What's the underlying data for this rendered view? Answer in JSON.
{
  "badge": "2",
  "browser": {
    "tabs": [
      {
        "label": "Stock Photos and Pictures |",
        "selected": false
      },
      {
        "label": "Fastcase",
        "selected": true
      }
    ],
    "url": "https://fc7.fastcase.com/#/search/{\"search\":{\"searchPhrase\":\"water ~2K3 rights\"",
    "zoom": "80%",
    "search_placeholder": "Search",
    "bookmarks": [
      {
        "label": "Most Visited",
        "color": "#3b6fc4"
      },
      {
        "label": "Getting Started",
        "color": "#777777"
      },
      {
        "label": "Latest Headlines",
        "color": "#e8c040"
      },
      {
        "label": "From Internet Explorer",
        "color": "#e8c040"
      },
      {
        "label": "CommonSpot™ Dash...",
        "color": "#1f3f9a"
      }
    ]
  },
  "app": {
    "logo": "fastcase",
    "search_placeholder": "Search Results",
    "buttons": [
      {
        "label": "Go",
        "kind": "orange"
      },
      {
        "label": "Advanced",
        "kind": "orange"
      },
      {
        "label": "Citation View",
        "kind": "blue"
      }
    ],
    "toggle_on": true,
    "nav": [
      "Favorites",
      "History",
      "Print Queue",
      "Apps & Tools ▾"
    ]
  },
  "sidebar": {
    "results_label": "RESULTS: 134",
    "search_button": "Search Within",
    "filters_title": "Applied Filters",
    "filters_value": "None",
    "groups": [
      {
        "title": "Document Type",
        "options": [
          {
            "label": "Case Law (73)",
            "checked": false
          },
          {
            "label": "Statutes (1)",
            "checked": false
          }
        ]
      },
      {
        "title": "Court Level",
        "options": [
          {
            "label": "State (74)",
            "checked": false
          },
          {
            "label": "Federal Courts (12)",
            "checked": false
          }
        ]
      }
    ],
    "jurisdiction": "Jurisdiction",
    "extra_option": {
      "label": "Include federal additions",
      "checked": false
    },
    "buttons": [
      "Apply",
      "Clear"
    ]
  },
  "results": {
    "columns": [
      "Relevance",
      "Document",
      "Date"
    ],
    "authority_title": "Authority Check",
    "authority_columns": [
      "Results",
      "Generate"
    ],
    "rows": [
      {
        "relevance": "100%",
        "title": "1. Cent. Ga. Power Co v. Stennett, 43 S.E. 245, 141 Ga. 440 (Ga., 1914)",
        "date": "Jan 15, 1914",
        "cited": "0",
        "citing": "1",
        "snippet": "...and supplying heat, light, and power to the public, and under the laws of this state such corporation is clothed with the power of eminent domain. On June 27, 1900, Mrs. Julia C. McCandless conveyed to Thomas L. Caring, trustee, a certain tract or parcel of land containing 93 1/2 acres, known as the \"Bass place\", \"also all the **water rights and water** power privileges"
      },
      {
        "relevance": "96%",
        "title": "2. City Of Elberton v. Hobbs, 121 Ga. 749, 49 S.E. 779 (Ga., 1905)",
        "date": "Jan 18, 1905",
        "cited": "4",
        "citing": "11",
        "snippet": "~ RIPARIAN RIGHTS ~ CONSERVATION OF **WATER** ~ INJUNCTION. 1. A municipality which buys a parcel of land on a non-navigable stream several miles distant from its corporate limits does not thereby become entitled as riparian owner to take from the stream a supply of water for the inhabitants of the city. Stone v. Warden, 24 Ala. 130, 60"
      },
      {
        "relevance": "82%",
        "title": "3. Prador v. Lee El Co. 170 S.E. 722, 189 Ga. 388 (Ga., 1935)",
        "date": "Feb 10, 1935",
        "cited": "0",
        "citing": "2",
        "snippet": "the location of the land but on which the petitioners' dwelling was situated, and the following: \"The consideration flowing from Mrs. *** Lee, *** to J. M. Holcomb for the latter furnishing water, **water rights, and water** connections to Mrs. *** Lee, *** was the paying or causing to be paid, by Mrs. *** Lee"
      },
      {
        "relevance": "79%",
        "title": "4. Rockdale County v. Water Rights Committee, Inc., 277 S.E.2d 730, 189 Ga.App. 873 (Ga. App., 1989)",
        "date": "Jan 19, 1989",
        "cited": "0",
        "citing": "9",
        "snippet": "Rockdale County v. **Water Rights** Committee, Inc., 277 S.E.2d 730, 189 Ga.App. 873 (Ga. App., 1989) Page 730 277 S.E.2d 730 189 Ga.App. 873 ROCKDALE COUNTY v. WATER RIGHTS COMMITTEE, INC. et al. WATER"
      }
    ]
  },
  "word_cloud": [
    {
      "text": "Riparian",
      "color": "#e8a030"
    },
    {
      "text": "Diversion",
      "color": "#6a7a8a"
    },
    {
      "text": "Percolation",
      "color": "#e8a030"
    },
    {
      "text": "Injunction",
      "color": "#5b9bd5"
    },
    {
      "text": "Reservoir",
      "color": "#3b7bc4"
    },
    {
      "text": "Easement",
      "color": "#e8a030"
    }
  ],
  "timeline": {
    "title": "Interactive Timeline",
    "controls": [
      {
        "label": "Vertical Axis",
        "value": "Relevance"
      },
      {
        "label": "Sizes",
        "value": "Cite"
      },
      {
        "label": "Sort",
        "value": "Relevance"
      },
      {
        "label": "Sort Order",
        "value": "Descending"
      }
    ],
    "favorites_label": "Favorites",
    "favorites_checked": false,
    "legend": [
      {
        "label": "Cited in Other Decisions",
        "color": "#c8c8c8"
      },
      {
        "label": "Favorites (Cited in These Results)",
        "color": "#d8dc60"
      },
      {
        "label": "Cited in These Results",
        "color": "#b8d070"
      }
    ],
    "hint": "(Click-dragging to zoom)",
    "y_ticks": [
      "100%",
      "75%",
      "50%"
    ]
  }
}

==*==

• **AIM OF THE EXERCISE**
Reproduce the records word for word.

• **ANSWER FOR THE TASK**
What's the underlying data for this rendered view? Answer in JSON.
{
  "badge": "2",
  "browser": {
    "tabs": [
      {
        "label": "Stock Photos and Pictures |",
        "selected": false
      },
      {
        "label": "Fastcase",
        "selected": true
      }
    ],
    "url": "https://fc7.fastcase.com/#/search/{\"search\":{\"searchPhrase\":\"water ~2K3 rights\"",
    "zoom": "80%",
    "search_placeholder": "Search",
    "bookmarks": [
      {
        "label": "Most Visited",
        "color": "#3b6fc4"
      },
      {
        "label": "Getting Started",
        "color": "#777777"
      },
      {
        "label": "Latest Headlines",
        "color": "#e8c040"
      },
      {
        "label": "From Internet Explorer",
        "color": "#e8c040"
      },
      {
        "label": "CommonSpot™ Dash...",
        "color": "#1f3f9a"
      }
    ]
  },
  "app": {
    "logo": "fastcase",
    "search_placeholder": "Search Results",
    "buttons": [
      {
        "label": "Go",
        "kind": "orange"
      },
      {
        "label": "Advanced",
        "kind": "orange"
      },
      {
        "label": "Citation View",
        "kind": "blue"
      }
    ],
    "toggle_on": true,
    "nav": [
      "Favorites",
      "History",
      "Print Queue",
      "Apps & Tools ▾"
    ]
  },
  "sidebar": {
    "results_label": "RESULTS: 134",
    "search_button": "Search Within",
    "filters_title": "Applied Filters",
    "filters_value": "None",
    "groups": [
      {
        "title": "Document Type",
        "options": [
          {
            "label": "Case Law (73)",
            "checked": false
          },
          {
            "label": "Statutes (1)",
            "checked": false
          }
        ]
      },
      {
        "title": "Court Level",
        "options": [
          {
            "label": "State (74)",
            "checked": false
          },
          {
            "label": "Federal Courts (12)",
            "checked": false
          }
        ]
      }
    ],
    "jurisdiction": "Jurisdiction",
    "extra_option": {
      "label": "Include federal additions",
      "checked": false
    },
    "buttons": [
      "Apply",
      "Clear"
    ]
  },
  "results": {
    "columns": [
      "Relevance",
      "Document",
      "Date"
    ],
    "authority_title": "Authority Check",
    "authority_columns": [
      "Results",
      "Generate"
    ],
    "rows": [
      {
        "relevance": "100%",
        "title": "1. Cent. Ga. Power Co v. Stennett, 43 S.E. 245, 141 Ga. 440 (Ga., 1914)",
        "date": "Jan 15, 1914",
        "cited": "0",
        "citing": "1",
        "snippet": "...and supplying heat, light, and power to the public, and under the laws of this state such corporation is clothed with the power of eminent domain. On June 27, 1900, Mrs. Julia C. McCandless conveyed to Thomas L. Caring, trustee, a certain tract or parcel of land containing 93 1/2 acres, known as the \"Bass place\", \"also all the **water rights and water** power privileges"
      },
      {
        "relevance": "96%",
        "title": "2. City Of Elberton v. Hobbs, 121 Ga. 749, 49 S.E. 779 (Ga., 1905)",
        "date": "Jan 18, 1905",
        "cited": "4",
        "citing": "11",
        "snippet": "~ RIPARIAN RIGHTS ~ CONSERVATION OF **WATER** ~ INJUNCTION. 1. A municipality which buys a parcel of land on a non-navigable stream several miles distant from its corporate limits does not thereby become entitled as riparian owner to take from the stream a supply of water for the inhabitants of the city. Stone v. Warden, 24 Ala. 130, 60"
      },
      {
        "relevance": "82%",
        "title": "3. Prador v. Lee El Co. 170 S.E. 722, 189 Ga. 388 (Ga., 1935)",
        "date": "Feb 10, 1935",
        "cited": "0",
        "citing": "2",
        "snippet": "the location of the land but on which the petitioners' dwelling was situated, and the following: \"The consideration flowing from Mrs. *** Lee, *** to J. M. Holcomb for the latter furnishing water, **water rights, and water** connections to Mrs. *** Lee, *** was the paying or causing to be paid, by Mrs. *** Lee"
      },
      {
        "relevance": "79%",
        "title": "4. Rockdale County v. Water Rights Committee, Inc., 277 S.E.2d 730, 189 Ga.App. 873 (Ga. App., 1989)",
        "date": "Jan 19, 1989",
        "cited": "0",
        "citing": "9",
        "snippet": "Rockdale County v. **Water Rights** Committee, Inc., 277 S.E.2d 730, 189 Ga.App. 873 (Ga. App., 1989) Page 730 277 S.E.2d 730 189 Ga.App. 873 ROCKDALE COUNTY v. WATER RIGHTS COMMITTEE, INC. et al. WATER"
      }
    ]
  },
  "word_cloud": [
    {
      "text": "Riparian",
      "color": "#e8a030"
    },
    {
      "text": "Diversion",
      "color": "#6a7a8a"
    },
    {
      "text": "Percolation",
      "color": "#e8a030"
    },
    {
      "text": "Injunction",
      "color": "#5b9bd5"
    },
    {
      "text": "Reservoir",
      "color": "#3b7bc4"
    },
    {
      "text": "Easement",
      "color": "#e8a030"
    }
  ],
  "timeline": {
    "title": "Interactive Timeline",
    "controls": [
      {
        "label": "Vertical Axis",
        "value": "Relevance"
      },
      {
        "label": "Sizes",
        "value": "Cite"
      },
      {
        "label": "Sort",
        "value": "Relevance"
      },
      {
        "label": "Sort Order",
        "value": "Descending"
      }
    ],
    "favorites_label": "Favorites",
    "favorites_checked": false,
    "legend": [
      {
        "label": "Cited in Other Decisions",
        "color": "#c8c8c8"
      },
      {
        "label": "Favorites (Cited in These Results)",
        "color": "#d8dc60"
      },
      {
        "label": "Cited in These Results",
        "color": "#b8d070"
      }
    ],
    "hint": "(Click-dragging to zoom)",
    "y_ticks": [
      "100%",
      "75%",
      "50%"
    ]
  }
}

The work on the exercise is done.